* START AVAILABLE DATA *

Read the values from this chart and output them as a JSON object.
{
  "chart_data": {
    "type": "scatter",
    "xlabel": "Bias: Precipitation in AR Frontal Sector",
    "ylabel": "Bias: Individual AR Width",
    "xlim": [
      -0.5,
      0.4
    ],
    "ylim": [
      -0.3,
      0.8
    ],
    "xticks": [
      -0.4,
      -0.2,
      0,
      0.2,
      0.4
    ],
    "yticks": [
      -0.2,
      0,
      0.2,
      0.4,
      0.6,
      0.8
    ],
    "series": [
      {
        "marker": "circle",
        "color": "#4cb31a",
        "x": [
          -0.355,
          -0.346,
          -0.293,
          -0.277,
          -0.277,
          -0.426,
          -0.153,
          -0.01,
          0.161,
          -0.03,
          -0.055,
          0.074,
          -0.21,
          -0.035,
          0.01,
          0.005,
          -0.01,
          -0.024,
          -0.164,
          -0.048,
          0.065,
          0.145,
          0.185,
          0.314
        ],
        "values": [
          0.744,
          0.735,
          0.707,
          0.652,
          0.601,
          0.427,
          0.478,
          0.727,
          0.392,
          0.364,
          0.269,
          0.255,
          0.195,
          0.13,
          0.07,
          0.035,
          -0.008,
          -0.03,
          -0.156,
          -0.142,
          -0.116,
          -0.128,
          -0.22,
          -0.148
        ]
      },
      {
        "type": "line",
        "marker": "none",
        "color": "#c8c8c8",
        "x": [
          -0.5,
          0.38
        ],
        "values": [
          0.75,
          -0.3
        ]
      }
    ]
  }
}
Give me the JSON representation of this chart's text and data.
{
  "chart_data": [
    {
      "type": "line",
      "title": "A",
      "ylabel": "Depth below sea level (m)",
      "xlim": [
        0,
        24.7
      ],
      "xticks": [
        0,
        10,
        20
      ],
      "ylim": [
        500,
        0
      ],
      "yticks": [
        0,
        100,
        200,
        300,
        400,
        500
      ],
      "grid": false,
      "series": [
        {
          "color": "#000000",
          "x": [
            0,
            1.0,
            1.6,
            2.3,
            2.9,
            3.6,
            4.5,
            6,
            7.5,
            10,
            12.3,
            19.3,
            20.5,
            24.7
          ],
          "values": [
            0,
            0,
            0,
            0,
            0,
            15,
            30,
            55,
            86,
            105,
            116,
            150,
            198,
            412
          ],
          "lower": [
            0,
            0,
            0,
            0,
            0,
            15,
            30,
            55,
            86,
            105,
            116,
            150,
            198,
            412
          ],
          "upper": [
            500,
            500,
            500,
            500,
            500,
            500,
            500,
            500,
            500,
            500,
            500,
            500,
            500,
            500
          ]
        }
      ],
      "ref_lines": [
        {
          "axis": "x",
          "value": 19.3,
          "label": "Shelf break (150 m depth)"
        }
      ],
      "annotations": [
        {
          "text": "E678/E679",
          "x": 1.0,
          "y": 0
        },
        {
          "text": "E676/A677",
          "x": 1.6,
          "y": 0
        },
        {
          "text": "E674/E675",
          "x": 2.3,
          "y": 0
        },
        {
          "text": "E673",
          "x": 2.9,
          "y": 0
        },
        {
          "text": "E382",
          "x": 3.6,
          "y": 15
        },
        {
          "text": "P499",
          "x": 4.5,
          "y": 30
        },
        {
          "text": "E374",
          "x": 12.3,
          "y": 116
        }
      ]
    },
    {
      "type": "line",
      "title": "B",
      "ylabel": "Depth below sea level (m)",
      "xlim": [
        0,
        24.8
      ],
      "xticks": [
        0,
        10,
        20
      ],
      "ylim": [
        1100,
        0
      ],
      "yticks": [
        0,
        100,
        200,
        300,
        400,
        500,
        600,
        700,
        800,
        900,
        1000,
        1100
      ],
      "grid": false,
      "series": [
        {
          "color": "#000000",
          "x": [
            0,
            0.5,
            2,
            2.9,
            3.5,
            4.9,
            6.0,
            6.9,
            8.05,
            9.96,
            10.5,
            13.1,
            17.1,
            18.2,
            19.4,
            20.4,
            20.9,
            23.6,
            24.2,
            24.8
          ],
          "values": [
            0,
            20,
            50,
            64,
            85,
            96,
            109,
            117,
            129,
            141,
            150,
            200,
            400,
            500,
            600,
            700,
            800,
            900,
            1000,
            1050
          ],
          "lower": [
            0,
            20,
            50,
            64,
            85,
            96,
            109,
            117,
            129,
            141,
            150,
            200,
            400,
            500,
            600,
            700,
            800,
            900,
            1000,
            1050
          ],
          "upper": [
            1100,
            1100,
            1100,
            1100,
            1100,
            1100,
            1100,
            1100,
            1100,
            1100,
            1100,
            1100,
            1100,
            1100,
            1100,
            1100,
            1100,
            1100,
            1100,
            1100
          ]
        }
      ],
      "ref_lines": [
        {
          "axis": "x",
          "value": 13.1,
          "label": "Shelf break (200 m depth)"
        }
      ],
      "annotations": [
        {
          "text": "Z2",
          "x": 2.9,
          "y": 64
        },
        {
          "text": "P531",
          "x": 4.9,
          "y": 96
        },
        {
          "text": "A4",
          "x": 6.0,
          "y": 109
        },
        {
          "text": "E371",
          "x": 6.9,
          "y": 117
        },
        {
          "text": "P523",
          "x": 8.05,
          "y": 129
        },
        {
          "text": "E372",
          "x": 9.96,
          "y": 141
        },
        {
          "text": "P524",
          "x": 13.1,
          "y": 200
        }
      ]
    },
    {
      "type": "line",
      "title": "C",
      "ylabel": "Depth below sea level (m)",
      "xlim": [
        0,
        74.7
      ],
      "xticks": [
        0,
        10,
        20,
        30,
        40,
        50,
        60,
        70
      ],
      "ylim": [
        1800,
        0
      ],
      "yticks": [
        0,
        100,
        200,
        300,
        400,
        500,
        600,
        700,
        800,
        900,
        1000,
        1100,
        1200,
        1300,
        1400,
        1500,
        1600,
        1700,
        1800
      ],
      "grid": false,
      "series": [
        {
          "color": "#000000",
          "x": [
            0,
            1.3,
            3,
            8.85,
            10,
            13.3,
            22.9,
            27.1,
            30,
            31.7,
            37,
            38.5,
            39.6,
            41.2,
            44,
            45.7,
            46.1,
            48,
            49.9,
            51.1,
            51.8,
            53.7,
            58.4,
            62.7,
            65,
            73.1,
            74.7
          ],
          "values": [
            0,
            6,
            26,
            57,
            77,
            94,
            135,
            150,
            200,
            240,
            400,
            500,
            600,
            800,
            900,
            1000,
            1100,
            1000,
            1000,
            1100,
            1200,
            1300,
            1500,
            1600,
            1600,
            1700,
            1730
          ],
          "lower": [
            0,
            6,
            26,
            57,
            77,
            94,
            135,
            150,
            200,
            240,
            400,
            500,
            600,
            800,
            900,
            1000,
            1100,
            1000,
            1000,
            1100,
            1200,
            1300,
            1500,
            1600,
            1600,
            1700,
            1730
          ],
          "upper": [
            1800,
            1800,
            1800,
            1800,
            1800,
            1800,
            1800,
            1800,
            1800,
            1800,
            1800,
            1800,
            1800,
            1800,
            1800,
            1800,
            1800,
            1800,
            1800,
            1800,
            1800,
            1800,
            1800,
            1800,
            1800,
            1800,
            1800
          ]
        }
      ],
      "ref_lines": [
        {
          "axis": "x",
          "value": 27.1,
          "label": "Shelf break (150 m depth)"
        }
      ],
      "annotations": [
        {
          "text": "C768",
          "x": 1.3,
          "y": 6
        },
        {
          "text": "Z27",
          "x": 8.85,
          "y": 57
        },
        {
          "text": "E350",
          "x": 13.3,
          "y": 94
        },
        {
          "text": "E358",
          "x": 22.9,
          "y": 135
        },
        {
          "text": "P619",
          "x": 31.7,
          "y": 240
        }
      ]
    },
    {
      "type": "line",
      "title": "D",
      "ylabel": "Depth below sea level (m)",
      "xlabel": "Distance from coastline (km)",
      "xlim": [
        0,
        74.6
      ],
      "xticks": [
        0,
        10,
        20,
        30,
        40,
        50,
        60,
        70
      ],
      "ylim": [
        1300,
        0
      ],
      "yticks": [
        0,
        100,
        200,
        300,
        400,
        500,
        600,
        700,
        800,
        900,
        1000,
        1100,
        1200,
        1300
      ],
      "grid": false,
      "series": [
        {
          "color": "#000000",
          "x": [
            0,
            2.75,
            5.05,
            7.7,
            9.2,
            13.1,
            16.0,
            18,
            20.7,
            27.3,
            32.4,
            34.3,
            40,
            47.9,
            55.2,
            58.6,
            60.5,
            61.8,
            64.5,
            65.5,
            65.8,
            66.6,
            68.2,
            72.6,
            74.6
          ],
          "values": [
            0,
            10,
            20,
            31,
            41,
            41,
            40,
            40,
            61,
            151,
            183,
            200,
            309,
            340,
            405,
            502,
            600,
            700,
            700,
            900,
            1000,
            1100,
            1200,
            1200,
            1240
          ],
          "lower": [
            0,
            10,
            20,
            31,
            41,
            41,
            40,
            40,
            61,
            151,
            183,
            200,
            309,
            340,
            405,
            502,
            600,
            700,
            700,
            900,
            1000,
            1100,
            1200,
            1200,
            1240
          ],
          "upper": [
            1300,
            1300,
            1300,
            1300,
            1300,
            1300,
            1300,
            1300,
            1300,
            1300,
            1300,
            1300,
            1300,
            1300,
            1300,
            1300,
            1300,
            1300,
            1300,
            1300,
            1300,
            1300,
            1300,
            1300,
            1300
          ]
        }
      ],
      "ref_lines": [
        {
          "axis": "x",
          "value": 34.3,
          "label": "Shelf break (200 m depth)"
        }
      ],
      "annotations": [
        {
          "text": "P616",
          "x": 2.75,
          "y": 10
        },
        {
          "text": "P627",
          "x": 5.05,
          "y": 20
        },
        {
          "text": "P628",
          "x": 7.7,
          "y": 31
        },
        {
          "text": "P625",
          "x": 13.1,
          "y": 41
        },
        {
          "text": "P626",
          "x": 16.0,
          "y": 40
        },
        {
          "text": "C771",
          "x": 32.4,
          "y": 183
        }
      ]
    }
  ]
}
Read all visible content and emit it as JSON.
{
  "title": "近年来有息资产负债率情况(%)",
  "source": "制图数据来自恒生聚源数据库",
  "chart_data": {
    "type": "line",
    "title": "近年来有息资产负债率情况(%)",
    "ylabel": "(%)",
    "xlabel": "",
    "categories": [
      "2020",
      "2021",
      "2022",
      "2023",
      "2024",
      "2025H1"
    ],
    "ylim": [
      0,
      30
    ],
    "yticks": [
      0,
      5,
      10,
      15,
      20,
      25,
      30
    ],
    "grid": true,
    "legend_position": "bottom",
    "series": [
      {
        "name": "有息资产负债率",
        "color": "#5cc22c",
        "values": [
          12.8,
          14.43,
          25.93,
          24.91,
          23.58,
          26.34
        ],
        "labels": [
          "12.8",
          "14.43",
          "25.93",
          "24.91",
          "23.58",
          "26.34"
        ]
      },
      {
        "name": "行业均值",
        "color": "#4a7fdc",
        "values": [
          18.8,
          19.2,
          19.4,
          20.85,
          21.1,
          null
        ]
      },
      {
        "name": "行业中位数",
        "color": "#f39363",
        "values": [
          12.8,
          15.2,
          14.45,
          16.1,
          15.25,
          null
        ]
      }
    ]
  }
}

* END AVAILABLE DATA *

STATED EXERCISE:
Write out every line of the preceding listing that contains "JSON".

CORRECT OUTPUT:
Read the values from this chart and output them as a JSON object.
Give me the JSON representation of this chart's text and data.
Read all visible content and emit it as JSON.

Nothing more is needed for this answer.